***** Stored rows

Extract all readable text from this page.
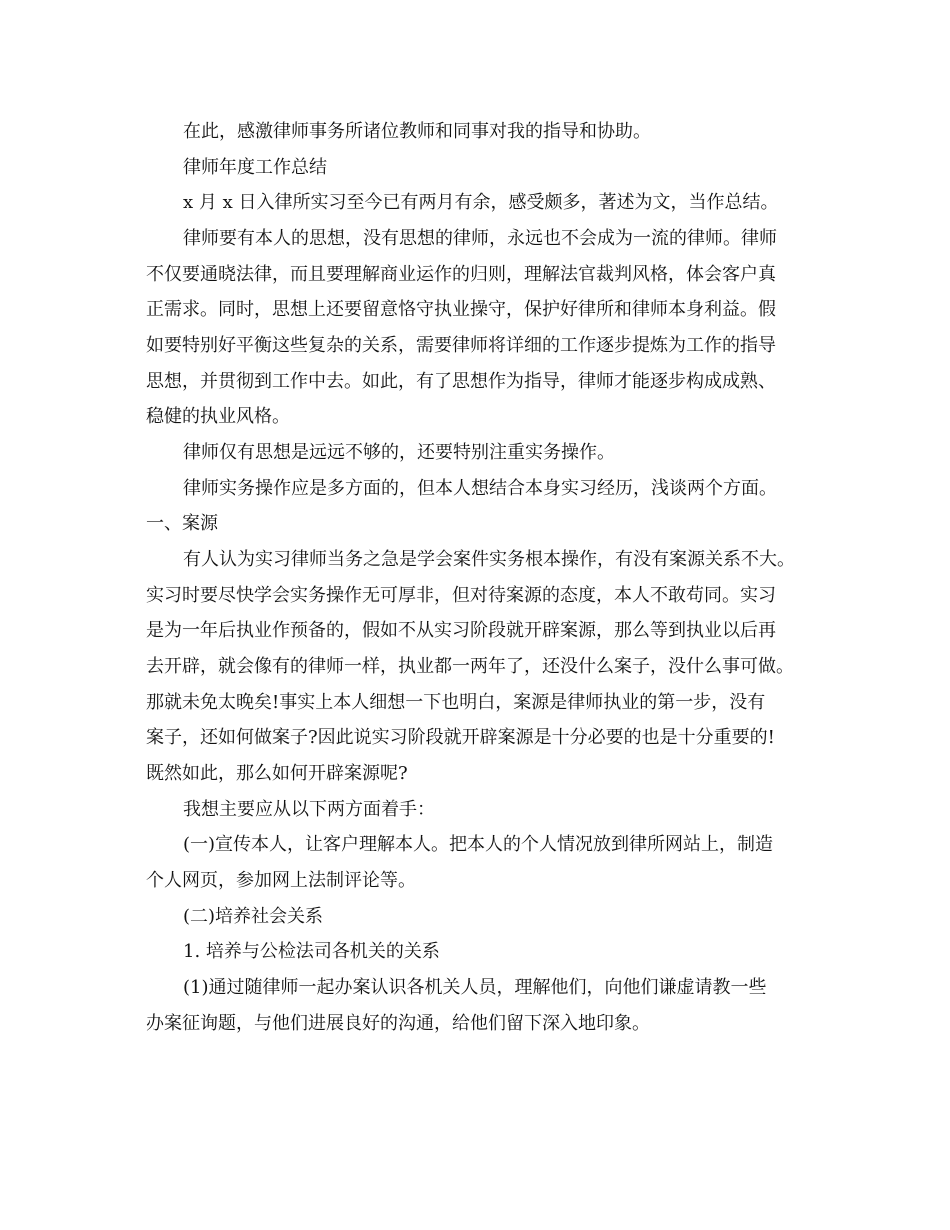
在此，感激律师事务所诸位教师和同事对我的指导和协助。
律师年度工作总结
x 月 x 日入律所实习至今已有两月有余，感受颇多，著述为文，当作总结。
律师要有本人的思想，没有思想的律师，永远也不会成为一流的律师。律师
不仅要通晓法律，而且要理解商业运作的归则，理解法官裁判风格，体会客户真
正需求。同时，思想上还要留意恪守执业操守，保护好律所和律师本身利益。假
如要特别好平衡这些复杂的关系，需要律师将详细的工作逐步提炼为工作的指导
思想，并贯彻到工作中去。如此，有了思想作为指导，律师才能逐步构成成熟、
稳健的执业风格。
律师仅有思想是远远不够的，还要特别注重实务操作。
律师实务操作应是多方面的，但本人想结合本身实习经历，浅谈两个方面。
一、案源
有人认为实习律师当务之急是学会案件实务根本操作，有没有案源关系不大。
实习时要尽快学会实务操作无可厚非，但对待案源的态度，本人不敢苟同。实习
是为一年后执业作预备的，假如不从实习阶段就开辟案源，那么等到执业以后再
去开辟，就会像有的律师一样，执业都一两年了，还没什么案子，没什么事可做。
那就未免太晚矣!事实上本人细想一下也明白，案源是律师执业的第一步，没有
案子，还如何做案子?因此说实习阶段就开辟案源是十分必要的也是十分重要的!
既然如此，那么如何开辟案源呢?
我想主要应从以下两方面着手：
(一)宣传本人，让客户理解本人。把本人的个人情况放到律所网站上，制造
个人网页，参加网上法制评论等。
(二)培养社会关系
1. 培养与公检法司各机关的关系
(1)通过随律师一起办案认识各机关人员，理解他们，向他们谦虚请教一些
办案征询题，与他们进展良好的沟通，给他们留下深入地印象。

**********

● Directions for this task:
Pictures excluded, quote all the data above exactly.

● Worked solution:
Extract all readable text from this page.
在此，感激律师事务所诸位教师和同事对我的指导和协助。
律师年度工作总结
x 月 x 日入律所实习至今已有两月有余，感受颇多，著述为文，当作总结。
律师要有本人的思想，没有思想的律师，永远也不会成为一流的律师。律师
不仅要通晓法律，而且要理解商业运作的归则，理解法官裁判风格，体会客户真
正需求。同时，思想上还要留意恪守执业操守，保护好律所和律师本身利益。假
如要特别好平衡这些复杂的关系，需要律师将详细的工作逐步提炼为工作的指导
思想，并贯彻到工作中去。如此，有了思想作为指导，律师才能逐步构成成熟、
稳健的执业风格。
律师仅有思想是远远不够的，还要特别注重实务操作。
律师实务操作应是多方面的，但本人想结合本身实习经历，浅谈两个方面。
一、案源
有人认为实习律师当务之急是学会案件实务根本操作，有没有案源关系不大。
实习时要尽快学会实务操作无可厚非，但对待案源的态度，本人不敢苟同。实习
是为一年后执业作预备的，假如不从实习阶段就开辟案源，那么等到执业以后再
去开辟，就会像有的律师一样，执业都一两年了，还没什么案子，没什么事可做。
那就未免太晚矣!事实上本人细想一下也明白，案源是律师执业的第一步，没有
案子，还如何做案子?因此说实习阶段就开辟案源是十分必要的也是十分重要的!
既然如此，那么如何开辟案源呢?
我想主要应从以下两方面着手：
(一)宣传本人，让客户理解本人。把本人的个人情况放到律所网站上，制造
个人网页，参加网上法制评论等。
(二)培养社会关系
1. 培养与公检法司各机关的关系
(1)通过随律师一起办案认识各机关人员，理解他们，向他们谦虚请教一些
办案征询题，与他们进展良好的沟通，给他们留下深入地印象。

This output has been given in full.